**** The data ****
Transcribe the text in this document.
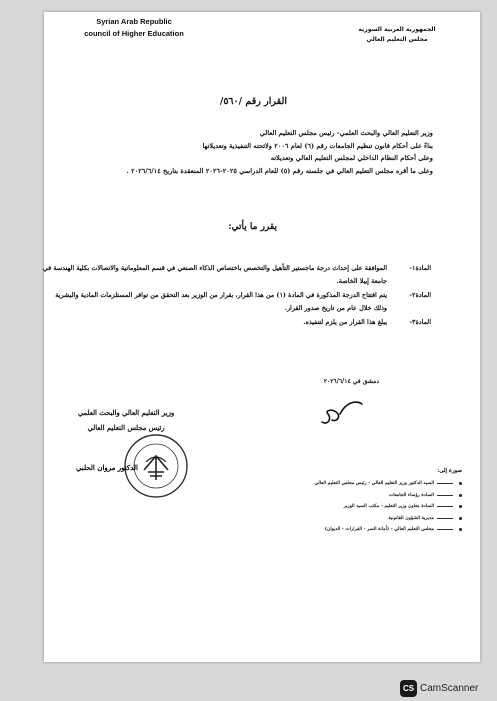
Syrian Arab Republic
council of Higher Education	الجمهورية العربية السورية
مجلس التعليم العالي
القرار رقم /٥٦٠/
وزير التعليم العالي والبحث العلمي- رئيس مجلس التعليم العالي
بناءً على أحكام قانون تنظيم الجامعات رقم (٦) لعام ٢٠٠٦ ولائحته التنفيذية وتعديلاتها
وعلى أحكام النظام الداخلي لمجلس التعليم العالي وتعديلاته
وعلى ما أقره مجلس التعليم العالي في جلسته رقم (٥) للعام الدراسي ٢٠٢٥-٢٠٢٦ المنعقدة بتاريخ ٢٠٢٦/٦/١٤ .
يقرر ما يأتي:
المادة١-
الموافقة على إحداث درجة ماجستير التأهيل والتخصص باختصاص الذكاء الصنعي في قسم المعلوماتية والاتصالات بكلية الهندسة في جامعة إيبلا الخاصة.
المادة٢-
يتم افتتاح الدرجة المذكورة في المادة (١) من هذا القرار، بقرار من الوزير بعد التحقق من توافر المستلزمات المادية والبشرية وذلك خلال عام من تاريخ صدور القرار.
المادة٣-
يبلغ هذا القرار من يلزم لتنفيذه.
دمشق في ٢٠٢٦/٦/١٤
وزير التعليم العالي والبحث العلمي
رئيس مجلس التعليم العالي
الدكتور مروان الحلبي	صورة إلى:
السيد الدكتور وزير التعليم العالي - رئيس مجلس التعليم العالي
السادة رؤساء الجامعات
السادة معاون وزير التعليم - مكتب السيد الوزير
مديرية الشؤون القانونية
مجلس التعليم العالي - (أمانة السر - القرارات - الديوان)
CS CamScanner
****
Written request: Omit all pictures while transcribing the entries verbatim.

Solution to this exercise:
Transcribe the text in this document.
Syrian Arab Republic
council of Higher Education	الجمهورية العربية السورية
مجلس التعليم العالي
القرار رقم /٥٦٠/
وزير التعليم العالي والبحث العلمي- رئيس مجلس التعليم العالي
بناءً على أحكام قانون تنظيم الجامعات رقم (٦) لعام ٢٠٠٦ ولائحته التنفيذية وتعديلاتها
وعلى أحكام النظام الداخلي لمجلس التعليم العالي وتعديلاته
وعلى ما أقره مجلس التعليم العالي في جلسته رقم (٥) للعام الدراسي ٢٠٢٥-٢٠٢٦ المنعقدة بتاريخ ٢٠٢٦/٦/١٤ .
يقرر ما يأتي:
المادة١-
الموافقة على إحداث درجة ماجستير التأهيل والتخصص باختصاص الذكاء الصنعي في قسم المعلوماتية والاتصالات بكلية الهندسة في جامعة إيبلا الخاصة.
المادة٢-
يتم افتتاح الدرجة المذكورة في المادة (١) من هذا القرار، بقرار من الوزير بعد التحقق من توافر المستلزمات المادية والبشرية وذلك خلال عام من تاريخ صدور القرار.
المادة٣-
يبلغ هذا القرار من يلزم لتنفيذه.
دمشق في ٢٠٢٦/٦/١٤
وزير التعليم العالي والبحث العلمي
رئيس مجلس التعليم العالي
الدكتور مروان الحلبي	صورة إلى:
السيد الدكتور وزير التعليم العالي - رئيس مجلس التعليم العالي
السادة رؤساء الجامعات
السادة معاون وزير التعليم - مكتب السيد الوزير
مديرية الشؤون القانونية
مجلس التعليم العالي - (أمانة السر - القرارات - الديوان)
CS CamScanner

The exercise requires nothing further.